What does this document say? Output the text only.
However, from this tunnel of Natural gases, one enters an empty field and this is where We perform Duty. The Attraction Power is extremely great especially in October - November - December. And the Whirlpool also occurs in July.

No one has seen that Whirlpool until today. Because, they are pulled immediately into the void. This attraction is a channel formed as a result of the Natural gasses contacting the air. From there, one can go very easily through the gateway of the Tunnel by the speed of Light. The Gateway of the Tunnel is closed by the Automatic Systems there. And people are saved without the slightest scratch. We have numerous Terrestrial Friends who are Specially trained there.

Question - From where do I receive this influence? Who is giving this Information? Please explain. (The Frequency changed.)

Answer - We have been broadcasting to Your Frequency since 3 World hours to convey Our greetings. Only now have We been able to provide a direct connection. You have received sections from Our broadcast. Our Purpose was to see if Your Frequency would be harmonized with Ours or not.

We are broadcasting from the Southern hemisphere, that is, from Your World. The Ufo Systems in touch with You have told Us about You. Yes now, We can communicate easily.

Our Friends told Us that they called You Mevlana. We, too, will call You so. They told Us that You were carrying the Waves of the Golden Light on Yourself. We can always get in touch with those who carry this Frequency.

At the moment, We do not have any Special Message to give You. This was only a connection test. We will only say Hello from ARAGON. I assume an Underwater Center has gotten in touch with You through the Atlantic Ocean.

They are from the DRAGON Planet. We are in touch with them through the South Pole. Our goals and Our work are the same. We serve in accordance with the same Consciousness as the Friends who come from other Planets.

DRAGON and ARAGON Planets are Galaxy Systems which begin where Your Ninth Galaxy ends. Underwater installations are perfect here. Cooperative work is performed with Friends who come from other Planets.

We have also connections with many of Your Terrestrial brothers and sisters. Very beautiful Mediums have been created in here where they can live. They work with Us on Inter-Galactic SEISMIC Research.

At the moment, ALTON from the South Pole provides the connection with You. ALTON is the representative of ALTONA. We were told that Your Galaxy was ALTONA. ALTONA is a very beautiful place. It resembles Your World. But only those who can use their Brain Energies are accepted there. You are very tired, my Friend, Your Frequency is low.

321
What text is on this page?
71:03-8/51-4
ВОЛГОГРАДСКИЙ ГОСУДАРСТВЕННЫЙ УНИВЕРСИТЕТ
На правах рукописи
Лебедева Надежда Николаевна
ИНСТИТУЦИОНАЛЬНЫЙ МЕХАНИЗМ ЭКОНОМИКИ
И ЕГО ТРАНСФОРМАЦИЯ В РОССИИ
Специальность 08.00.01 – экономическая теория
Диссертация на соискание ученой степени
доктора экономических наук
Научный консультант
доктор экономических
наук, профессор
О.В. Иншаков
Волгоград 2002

> _REQUIRED TASK_: Report every line in the data above in which the word "What" appears.

> _ANSWER TO THE PROBLEM_:
What does this document say? Output the text only.
What text is on this page?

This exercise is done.